> _What is expected_
Your answer should be a single number: the count of lines holding the word "ROAD".

------------------------------

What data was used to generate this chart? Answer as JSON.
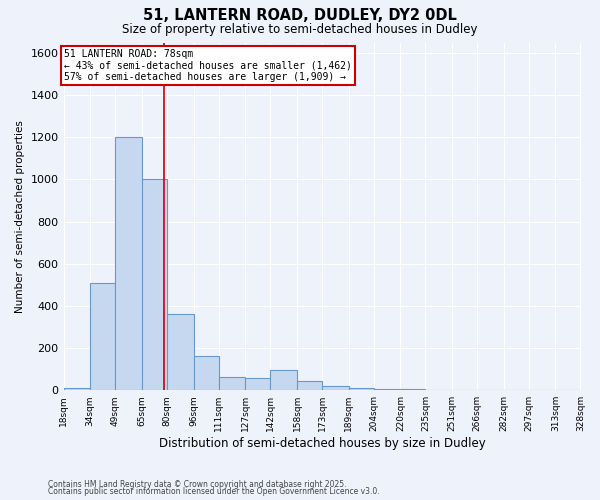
{
  "title1": "51, LANTERN ROAD, DUDLEY, DY2 0DL",
  "title2": "Size of property relative to semi-detached houses in Dudley",
  "xlabel": "Distribution of semi-detached houses by size in Dudley",
  "ylabel": "Number of semi-detached properties",
  "footer1": "Contains HM Land Registry data © Crown copyright and database right 2025.",
  "footer2": "Contains public sector information licensed under the Open Government Licence v3.0.",
  "bins": [
    18,
    34,
    49,
    65,
    80,
    96,
    111,
    127,
    142,
    158,
    173,
    189,
    204,
    220,
    235,
    251,
    266,
    282,
    297,
    313,
    328
  ],
  "bin_labels": [
    "18sqm",
    "34sqm",
    "49sqm",
    "65sqm",
    "80sqm",
    "96sqm",
    "111sqm",
    "127sqm",
    "142sqm",
    "158sqm",
    "173sqm",
    "189sqm",
    "204sqm",
    "220sqm",
    "235sqm",
    "251sqm",
    "266sqm",
    "282sqm",
    "297sqm",
    "313sqm",
    "328sqm"
  ],
  "values": [
    10,
    510,
    1200,
    1000,
    360,
    160,
    65,
    60,
    95,
    45,
    20,
    10,
    5,
    5,
    3,
    2,
    1,
    1,
    1,
    1
  ],
  "bar_color": "#c5d8f0",
  "bar_edge_color": "#6699cc",
  "vline_x": 78,
  "vline_color": "#cc0000",
  "ylim": [
    0,
    1650
  ],
  "yticks": [
    0,
    200,
    400,
    600,
    800,
    1000,
    1200,
    1400,
    1600
  ],
  "annotation_title": "51 LANTERN ROAD: 78sqm",
  "annotation_line1": "← 43% of semi-detached houses are smaller (1,462)",
  "annotation_line2": "57% of semi-detached houses are larger (1,909) →",
  "annotation_box_color": "#ffffff",
  "annotation_box_edge_color": "#cc0000",
  "bg_color": "#eef2fb",
  "grid_color": "#ffffff",
  "figwidth": 6.0,
  "figheight": 5.0,
  "dpi": 100
}
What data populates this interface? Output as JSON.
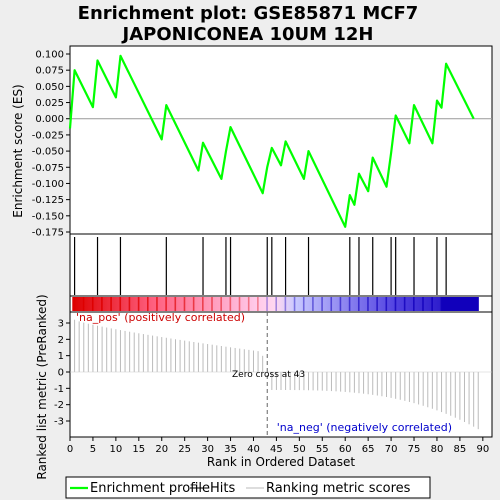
{
  "chart_data": {
    "type": "line",
    "title_line1": "Enrichment plot: GSE85871 MCF7",
    "title_line2": "JAPONICONEA 10UM 12H",
    "xlabel": "Rank in Ordered Dataset",
    "ylabel_top": "Enrichment score (ES)",
    "ylabel_bottom": "Ranked list metric (PreRanked)",
    "xlim": [
      0,
      92
    ],
    "ylim_es": [
      -0.175,
      0.11
    ],
    "ylim_metric": [
      -4,
      4
    ],
    "x_ticks": [
      0,
      5,
      10,
      15,
      20,
      25,
      30,
      35,
      40,
      45,
      50,
      55,
      60,
      65,
      70,
      75,
      80,
      85,
      90
    ],
    "x_tick_labels": [
      "0",
      "5",
      "10",
      "15",
      "20",
      "25",
      "30",
      "35",
      "40",
      "45",
      "50",
      "55",
      "60",
      "65",
      "70",
      "75",
      "80",
      "85",
      "90"
    ],
    "es_ticks": [
      0.1,
      0.075,
      0.05,
      0.025,
      0.0,
      -0.025,
      -0.05,
      -0.075,
      -0.1,
      -0.125,
      -0.15,
      -0.175
    ],
    "es_tick_labels": [
      "0.100",
      "0.075",
      "0.050",
      "0.025",
      "0.000",
      "-0.025",
      "-0.050",
      "-0.075",
      "-0.100",
      "-0.125",
      "-0.150",
      "-0.175"
    ],
    "metric_ticks": [
      3,
      2,
      1,
      0,
      -1,
      -2,
      -3
    ],
    "metric_tick_labels": [
      "3",
      "2",
      "1",
      "0",
      "-1",
      "-2",
      "-3"
    ],
    "es_curve": {
      "x": [
        0,
        1,
        5,
        6,
        10,
        11,
        20,
        21,
        28,
        29,
        33,
        34,
        35,
        42,
        43,
        44,
        46,
        47,
        51,
        52,
        60,
        61,
        62,
        63,
        65,
        66,
        69,
        70,
        71,
        74,
        75,
        79,
        80,
        81,
        82,
        88
      ],
      "y": [
        -0.015,
        0.075,
        0.018,
        0.09,
        0.033,
        0.097,
        -0.032,
        0.021,
        -0.08,
        -0.037,
        -0.093,
        -0.05,
        -0.013,
        -0.115,
        -0.075,
        -0.045,
        -0.072,
        -0.035,
        -0.093,
        -0.05,
        -0.167,
        -0.118,
        -0.133,
        -0.085,
        -0.112,
        -0.06,
        -0.105,
        -0.053,
        0.005,
        -0.038,
        0.021,
        -0.038,
        0.028,
        0.017,
        0.085,
        0.0
      ]
    },
    "hits": [
      1,
      6,
      11,
      21,
      29,
      34,
      35,
      43,
      44,
      47,
      52,
      61,
      63,
      66,
      70,
      71,
      75,
      80,
      82
    ],
    "metric": {
      "n": 89,
      "start": 3.2,
      "end": -3.5,
      "zero_cross": 43
    },
    "zero_cross_label": "Zero cross at 43",
    "pos_label": "'na_pos' (positively correlated)",
    "neg_label": "'na_neg' (negatively correlated)",
    "legend": [
      {
        "label": "Enrichment profile",
        "color": "#00ff00"
      },
      {
        "label": "Hits",
        "color": "#000000"
      },
      {
        "label": "Ranking metric scores",
        "color": "#bbbbbb"
      }
    ],
    "colors": {
      "es": "#00ff00",
      "pos_label": "#cc0000",
      "neg_label": "#0000cc",
      "bar_red": "#dd0000",
      "bar_blue": "#1100bb"
    }
  }
}
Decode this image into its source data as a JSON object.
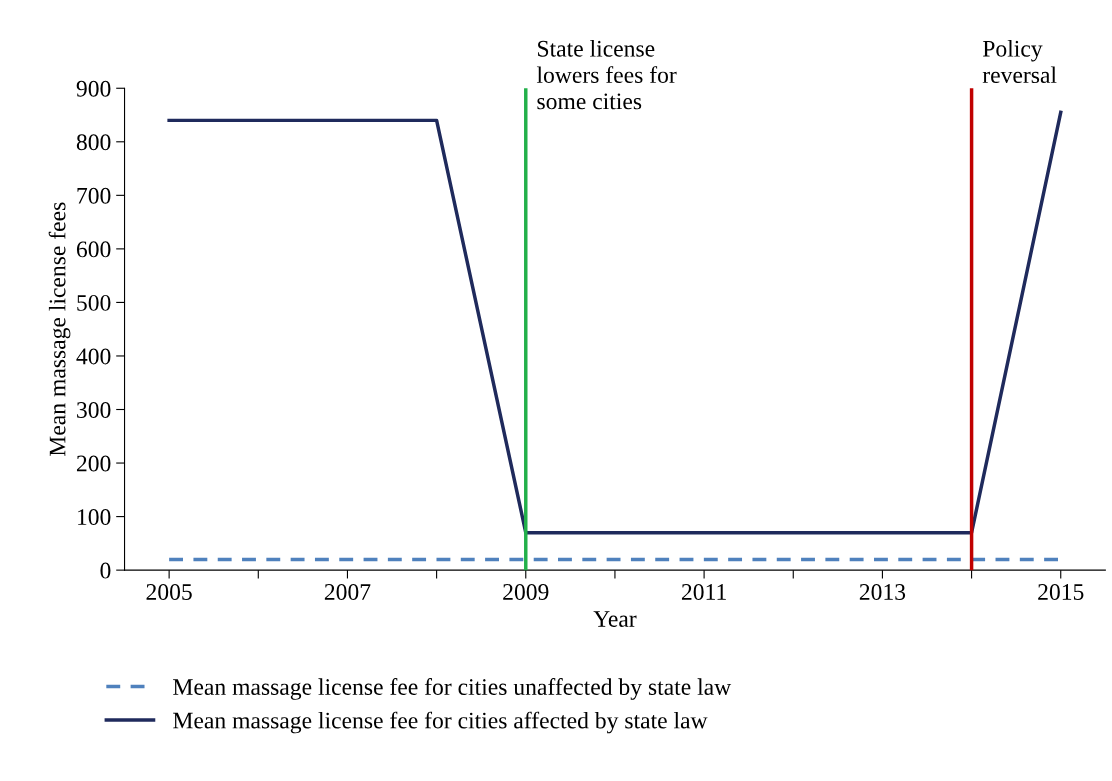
{
  "chart_data": {
    "type": "line",
    "xlabel": "Year",
    "ylabel": "Mean massage license fees",
    "x": [
      2005,
      2006,
      2007,
      2008,
      2009,
      2010,
      2011,
      2012,
      2013,
      2014,
      2015
    ],
    "series": [
      {
        "name": "Mean massage license fee for cities unaffected by state law",
        "color": "#4f81bd",
        "line_style": "dashed",
        "values": [
          20,
          20,
          20,
          20,
          20,
          20,
          20,
          20,
          20,
          20,
          20
        ]
      },
      {
        "name": "Mean massage license fee for cities affected by state law",
        "color": "#1f2a5c",
        "line_style": "solid",
        "values": [
          840,
          840,
          840,
          840,
          70,
          70,
          70,
          70,
          70,
          70,
          855
        ]
      }
    ],
    "xlim": [
      2004.5,
      2015.5
    ],
    "xticks": [
      2005,
      {
        "value": 2006,
        "label": null
      },
      2007,
      {
        "value": 2008,
        "label": null
      },
      2009,
      {
        "value": 2010,
        "label": null
      },
      2011,
      {
        "value": 2012,
        "label": null
      },
      2013,
      {
        "value": 2014,
        "label": null
      },
      2015
    ],
    "ylim": [
      0,
      900
    ],
    "yticks": [
      0,
      100,
      200,
      300,
      400,
      500,
      600,
      700,
      800,
      900
    ],
    "ref_lines": [
      {
        "axis": "x",
        "value": 2009,
        "label": "State license\nlowers fees for\nsome cities",
        "color": "#22b04a"
      },
      {
        "axis": "x",
        "value": 2014,
        "label": "Policy\nreversal",
        "color": "#c00000"
      }
    ],
    "grid": false,
    "legend": "bottom",
    "marker": "none"
  }
}
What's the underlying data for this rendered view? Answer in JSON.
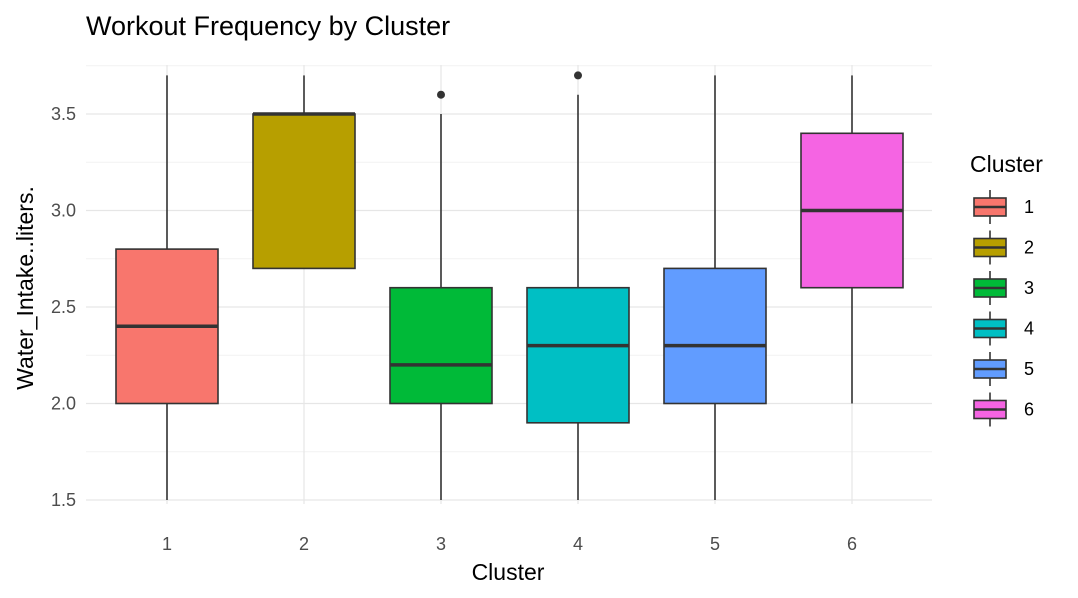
{
  "chart_data": {
    "type": "boxplot",
    "title": "Workout Frequency by Cluster",
    "xlabel": "Cluster",
    "ylabel": "Water_Intake..liters.",
    "categories": [
      "1",
      "2",
      "3",
      "4",
      "5",
      "6"
    ],
    "y_ticks": [
      "1.5",
      "2.0",
      "2.5",
      "3.0",
      "3.5"
    ],
    "ylim": [
      1.45,
      3.75
    ],
    "grid": true,
    "legend": {
      "title": "Cluster",
      "placement": "right",
      "entries": [
        "1",
        "2",
        "3",
        "4",
        "5",
        "6"
      ]
    },
    "colors": [
      "#F8766D",
      "#B79F00",
      "#00BA38",
      "#00BFC4",
      "#619CFF",
      "#F564E3"
    ],
    "boxes": [
      {
        "cluster": "1",
        "whisker_low": 1.5,
        "q1": 2.0,
        "median": 2.4,
        "q3": 2.8,
        "whisker_high": 3.7,
        "outliers": []
      },
      {
        "cluster": "2",
        "whisker_low": 2.7,
        "q1": 2.7,
        "median": 3.5,
        "q3": 3.5,
        "whisker_high": 3.7,
        "outliers": []
      },
      {
        "cluster": "3",
        "whisker_low": 1.5,
        "q1": 2.0,
        "median": 2.2,
        "q3": 2.6,
        "whisker_high": 3.5,
        "outliers": [
          3.6
        ]
      },
      {
        "cluster": "4",
        "whisker_low": 1.5,
        "q1": 1.9,
        "median": 2.3,
        "q3": 2.6,
        "whisker_high": 3.6,
        "outliers": [
          3.7
        ]
      },
      {
        "cluster": "5",
        "whisker_low": 1.5,
        "q1": 2.0,
        "median": 2.3,
        "q3": 2.7,
        "whisker_high": 3.7,
        "outliers": []
      },
      {
        "cluster": "6",
        "whisker_low": 2.0,
        "q1": 2.6,
        "median": 3.0,
        "q3": 3.4,
        "whisker_high": 3.7,
        "outliers": []
      }
    ]
  }
}
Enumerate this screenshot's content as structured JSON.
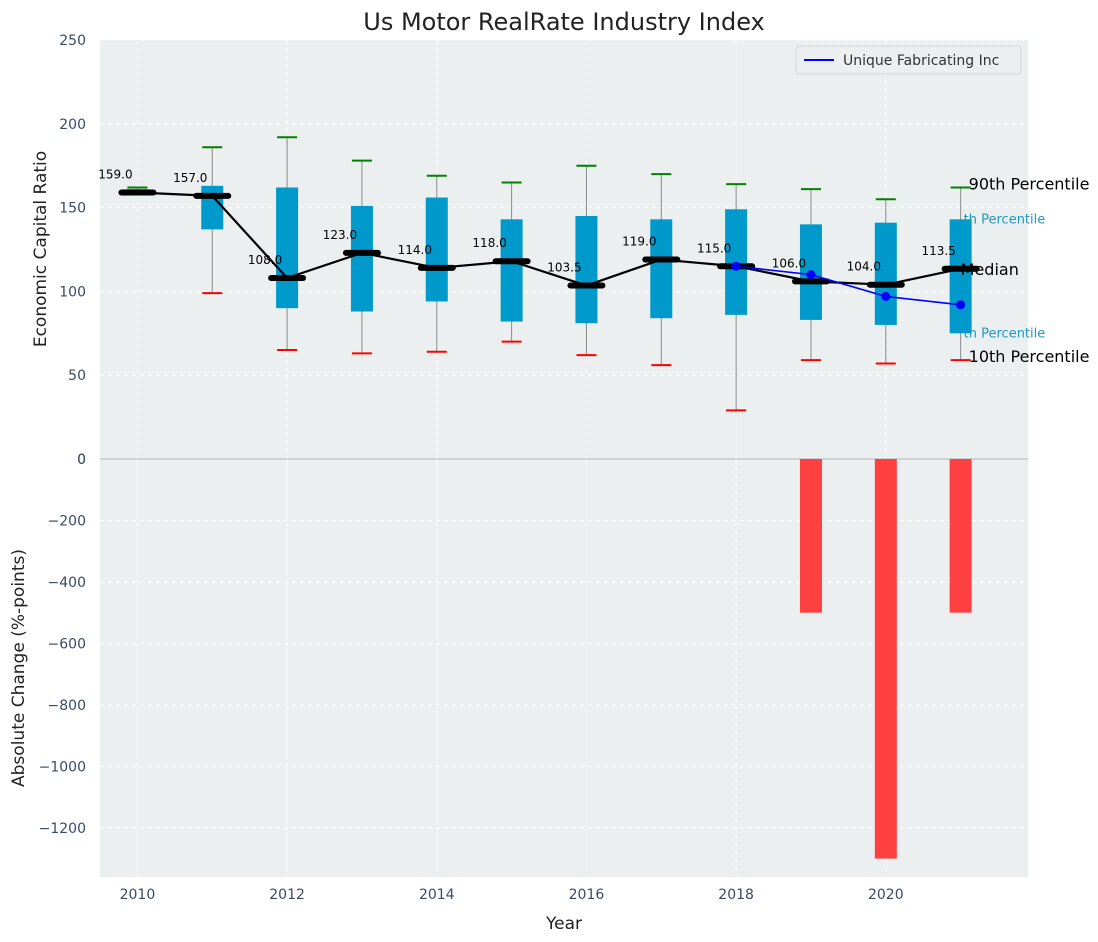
{
  "chart_data": [
    {
      "type": "box",
      "title": "Us Motor RealRate Industry Index",
      "ylabel": "Economic Capital Ratio",
      "ylim": [
        0,
        250
      ],
      "yticks": [
        0,
        50,
        100,
        150,
        200,
        250
      ],
      "xticks": [
        2010,
        2012,
        2014,
        2016,
        2018,
        2020
      ],
      "xlim": [
        2009.5,
        2021.9
      ],
      "grid": true,
      "years": [
        2010,
        2011,
        2012,
        2013,
        2014,
        2015,
        2016,
        2017,
        2018,
        2019,
        2020,
        2021
      ],
      "p90": [
        162,
        186,
        192,
        178,
        169,
        165,
        175,
        170,
        164,
        161,
        155,
        162
      ],
      "q3": [
        161,
        163,
        162,
        151,
        156,
        143,
        145,
        143,
        149,
        140,
        141,
        143
      ],
      "median": [
        159.0,
        157.0,
        108.0,
        123.0,
        114.0,
        118.0,
        103.5,
        119.0,
        115.0,
        106.0,
        104.0,
        113.5
      ],
      "median_labels": [
        "159.0",
        "157.0",
        "108.0",
        "123.0",
        "114.0",
        "118.0",
        "103.5",
        "119.0",
        "115.0",
        "106.0",
        "104.0",
        "113.5"
      ],
      "q1": [
        158,
        137,
        90,
        88,
        94,
        82,
        81,
        84,
        86,
        83,
        80,
        75
      ],
      "p10": [
        158,
        99,
        65,
        63,
        64,
        70,
        62,
        56,
        29,
        59,
        57,
        59
      ],
      "company_series": {
        "name": "Unique Fabricating Inc",
        "x": [
          2018,
          2019,
          2020,
          2021
        ],
        "values": [
          115,
          110,
          97,
          92
        ]
      },
      "legend": {
        "position": "top-right",
        "entries": [
          "Unique Fabricating Inc"
        ]
      },
      "annotations": {
        "p90": "90th Percentile",
        "q3": "th Percentile",
        "median": "Median",
        "q1": "th Percentile",
        "p10": "10th Percentile"
      }
    },
    {
      "type": "bar",
      "ylabel": "Absolute Change (%-points)",
      "xlabel": "Year",
      "ylim": [
        -1360,
        0
      ],
      "yticks": [
        0,
        -200,
        -400,
        -600,
        -800,
        -1000,
        -1200
      ],
      "ytick_labels": [
        "0",
        "−200",
        "−400",
        "−600",
        "−800",
        "−1000",
        "−1200"
      ],
      "grid": true,
      "years": [
        2019,
        2020,
        2021
      ],
      "values": [
        -500,
        -1300,
        -500
      ]
    }
  ],
  "colors": {
    "background": "#ebeff0",
    "box": "#0099cc",
    "median_line": "#000000",
    "company": "#0000ff",
    "p90_cap": "#008000",
    "p10_cap": "#ff0000",
    "bar": "#ff4040"
  }
}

------------------------------

> _Complete response_
2